#### What is needed:
Go through the material and pull out every line with the string "title" in it.

▼

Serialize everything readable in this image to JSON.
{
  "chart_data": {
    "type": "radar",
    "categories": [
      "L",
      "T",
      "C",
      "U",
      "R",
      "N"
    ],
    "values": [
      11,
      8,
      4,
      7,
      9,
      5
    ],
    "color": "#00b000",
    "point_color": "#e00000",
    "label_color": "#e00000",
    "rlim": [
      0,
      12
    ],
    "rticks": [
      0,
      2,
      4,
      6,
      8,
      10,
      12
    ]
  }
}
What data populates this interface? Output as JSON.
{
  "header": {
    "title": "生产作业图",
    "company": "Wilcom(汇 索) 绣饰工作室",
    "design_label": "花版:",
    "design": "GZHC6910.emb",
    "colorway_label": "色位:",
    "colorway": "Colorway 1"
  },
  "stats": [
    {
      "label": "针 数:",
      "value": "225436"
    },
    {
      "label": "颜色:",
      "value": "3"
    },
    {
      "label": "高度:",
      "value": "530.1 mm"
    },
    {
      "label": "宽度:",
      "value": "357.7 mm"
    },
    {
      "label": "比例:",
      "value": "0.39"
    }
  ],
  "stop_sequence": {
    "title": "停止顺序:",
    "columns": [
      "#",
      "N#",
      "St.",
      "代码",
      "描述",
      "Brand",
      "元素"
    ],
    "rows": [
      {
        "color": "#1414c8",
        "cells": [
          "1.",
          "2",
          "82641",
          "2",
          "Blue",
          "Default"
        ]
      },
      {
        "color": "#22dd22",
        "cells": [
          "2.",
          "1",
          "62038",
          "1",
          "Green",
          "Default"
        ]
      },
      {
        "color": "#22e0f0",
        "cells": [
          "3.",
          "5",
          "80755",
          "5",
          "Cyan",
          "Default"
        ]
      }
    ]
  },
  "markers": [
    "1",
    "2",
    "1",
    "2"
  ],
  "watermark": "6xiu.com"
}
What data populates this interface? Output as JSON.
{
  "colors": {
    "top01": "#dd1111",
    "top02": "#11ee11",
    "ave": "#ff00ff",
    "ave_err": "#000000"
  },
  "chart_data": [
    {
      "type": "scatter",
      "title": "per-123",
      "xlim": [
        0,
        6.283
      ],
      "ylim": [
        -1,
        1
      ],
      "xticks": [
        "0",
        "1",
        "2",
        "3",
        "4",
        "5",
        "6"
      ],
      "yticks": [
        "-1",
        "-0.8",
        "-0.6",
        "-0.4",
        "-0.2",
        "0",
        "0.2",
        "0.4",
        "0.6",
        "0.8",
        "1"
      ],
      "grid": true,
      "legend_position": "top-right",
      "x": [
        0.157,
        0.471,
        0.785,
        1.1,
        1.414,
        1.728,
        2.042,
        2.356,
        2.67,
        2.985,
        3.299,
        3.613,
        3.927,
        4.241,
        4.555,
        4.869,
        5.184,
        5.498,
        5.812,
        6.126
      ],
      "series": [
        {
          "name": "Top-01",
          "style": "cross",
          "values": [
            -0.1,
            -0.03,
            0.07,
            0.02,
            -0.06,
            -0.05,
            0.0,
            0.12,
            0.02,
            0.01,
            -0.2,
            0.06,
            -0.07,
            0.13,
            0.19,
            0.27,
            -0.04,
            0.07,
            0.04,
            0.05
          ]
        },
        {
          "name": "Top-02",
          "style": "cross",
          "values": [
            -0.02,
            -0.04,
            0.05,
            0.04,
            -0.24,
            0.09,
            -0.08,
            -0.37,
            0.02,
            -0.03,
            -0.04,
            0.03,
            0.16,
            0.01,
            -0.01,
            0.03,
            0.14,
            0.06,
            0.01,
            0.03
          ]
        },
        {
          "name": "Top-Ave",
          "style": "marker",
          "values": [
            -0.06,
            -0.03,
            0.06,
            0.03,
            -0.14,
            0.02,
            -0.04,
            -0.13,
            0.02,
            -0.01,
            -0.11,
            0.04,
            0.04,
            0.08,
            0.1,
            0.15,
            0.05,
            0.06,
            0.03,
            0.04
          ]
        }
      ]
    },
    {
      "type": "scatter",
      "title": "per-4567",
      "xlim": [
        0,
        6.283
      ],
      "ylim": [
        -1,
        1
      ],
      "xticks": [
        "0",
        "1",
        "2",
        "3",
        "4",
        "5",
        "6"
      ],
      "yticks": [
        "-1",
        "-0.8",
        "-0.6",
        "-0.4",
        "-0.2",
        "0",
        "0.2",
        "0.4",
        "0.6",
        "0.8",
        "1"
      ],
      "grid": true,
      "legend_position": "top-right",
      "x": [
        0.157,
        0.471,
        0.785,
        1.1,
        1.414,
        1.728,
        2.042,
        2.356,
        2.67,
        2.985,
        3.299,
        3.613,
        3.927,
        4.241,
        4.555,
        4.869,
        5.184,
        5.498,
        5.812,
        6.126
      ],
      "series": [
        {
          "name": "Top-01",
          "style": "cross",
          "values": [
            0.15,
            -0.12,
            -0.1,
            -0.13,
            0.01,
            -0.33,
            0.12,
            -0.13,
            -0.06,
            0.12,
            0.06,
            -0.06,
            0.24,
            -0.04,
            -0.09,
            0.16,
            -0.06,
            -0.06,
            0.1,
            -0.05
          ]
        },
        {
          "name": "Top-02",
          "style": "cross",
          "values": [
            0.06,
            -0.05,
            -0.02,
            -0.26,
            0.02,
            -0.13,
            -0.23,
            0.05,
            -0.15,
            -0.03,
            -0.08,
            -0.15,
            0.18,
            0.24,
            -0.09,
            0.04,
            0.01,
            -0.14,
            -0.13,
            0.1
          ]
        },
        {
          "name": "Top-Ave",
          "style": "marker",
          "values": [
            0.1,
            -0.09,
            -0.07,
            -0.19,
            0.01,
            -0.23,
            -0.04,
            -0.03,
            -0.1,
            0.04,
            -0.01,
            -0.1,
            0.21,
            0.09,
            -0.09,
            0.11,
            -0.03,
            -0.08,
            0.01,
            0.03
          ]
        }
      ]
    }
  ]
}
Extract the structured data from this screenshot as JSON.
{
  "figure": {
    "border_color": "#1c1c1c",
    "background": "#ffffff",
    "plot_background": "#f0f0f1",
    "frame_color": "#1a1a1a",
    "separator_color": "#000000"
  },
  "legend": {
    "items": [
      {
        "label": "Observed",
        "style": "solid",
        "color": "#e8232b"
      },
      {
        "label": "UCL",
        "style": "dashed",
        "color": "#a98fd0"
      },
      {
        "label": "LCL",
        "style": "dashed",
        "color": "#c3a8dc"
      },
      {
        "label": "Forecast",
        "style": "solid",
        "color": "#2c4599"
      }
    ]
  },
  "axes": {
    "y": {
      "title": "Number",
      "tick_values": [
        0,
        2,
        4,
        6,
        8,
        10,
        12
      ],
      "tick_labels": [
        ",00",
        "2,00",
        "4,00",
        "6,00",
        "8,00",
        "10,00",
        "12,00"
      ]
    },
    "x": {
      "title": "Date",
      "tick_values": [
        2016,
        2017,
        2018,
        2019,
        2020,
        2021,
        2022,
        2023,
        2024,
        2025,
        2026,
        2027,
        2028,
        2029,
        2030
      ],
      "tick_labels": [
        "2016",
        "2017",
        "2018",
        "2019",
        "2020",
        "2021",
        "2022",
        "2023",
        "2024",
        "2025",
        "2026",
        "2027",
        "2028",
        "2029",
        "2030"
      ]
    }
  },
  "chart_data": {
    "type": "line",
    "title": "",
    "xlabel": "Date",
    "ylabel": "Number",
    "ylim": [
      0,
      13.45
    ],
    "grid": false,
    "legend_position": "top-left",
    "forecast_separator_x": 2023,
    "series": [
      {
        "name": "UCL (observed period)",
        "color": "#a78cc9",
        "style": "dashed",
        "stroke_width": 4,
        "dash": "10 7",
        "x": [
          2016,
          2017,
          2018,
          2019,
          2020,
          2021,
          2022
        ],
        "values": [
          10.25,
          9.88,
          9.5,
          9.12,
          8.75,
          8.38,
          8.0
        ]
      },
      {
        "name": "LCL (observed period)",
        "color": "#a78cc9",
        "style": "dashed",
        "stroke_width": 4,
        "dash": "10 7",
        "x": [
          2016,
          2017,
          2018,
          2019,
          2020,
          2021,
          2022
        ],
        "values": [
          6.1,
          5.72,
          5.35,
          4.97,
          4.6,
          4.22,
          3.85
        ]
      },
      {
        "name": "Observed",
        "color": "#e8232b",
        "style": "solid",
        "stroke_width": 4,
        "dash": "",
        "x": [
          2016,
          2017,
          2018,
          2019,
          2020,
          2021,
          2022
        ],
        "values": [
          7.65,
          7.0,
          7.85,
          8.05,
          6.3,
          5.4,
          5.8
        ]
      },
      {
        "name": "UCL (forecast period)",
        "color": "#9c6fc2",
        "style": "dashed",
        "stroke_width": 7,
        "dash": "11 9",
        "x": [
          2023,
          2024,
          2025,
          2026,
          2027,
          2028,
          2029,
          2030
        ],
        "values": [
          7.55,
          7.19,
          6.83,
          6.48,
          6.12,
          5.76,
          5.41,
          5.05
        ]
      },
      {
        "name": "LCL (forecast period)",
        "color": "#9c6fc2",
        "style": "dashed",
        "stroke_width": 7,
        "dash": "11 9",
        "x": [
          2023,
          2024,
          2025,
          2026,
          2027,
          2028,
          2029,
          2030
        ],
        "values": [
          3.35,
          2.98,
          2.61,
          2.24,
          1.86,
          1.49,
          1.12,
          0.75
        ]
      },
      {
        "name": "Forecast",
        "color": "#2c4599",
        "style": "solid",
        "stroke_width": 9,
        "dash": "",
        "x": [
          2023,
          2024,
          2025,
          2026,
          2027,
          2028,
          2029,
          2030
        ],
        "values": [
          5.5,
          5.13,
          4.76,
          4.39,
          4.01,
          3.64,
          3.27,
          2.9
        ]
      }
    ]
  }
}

▲

#### Exercise output:
    "title": "生产作业图",
    "title": "停止顺序:",
      "title": "per-123",
      "title": "per-4567",
      "title": "Number",
      "title": "Date",
    "title": "",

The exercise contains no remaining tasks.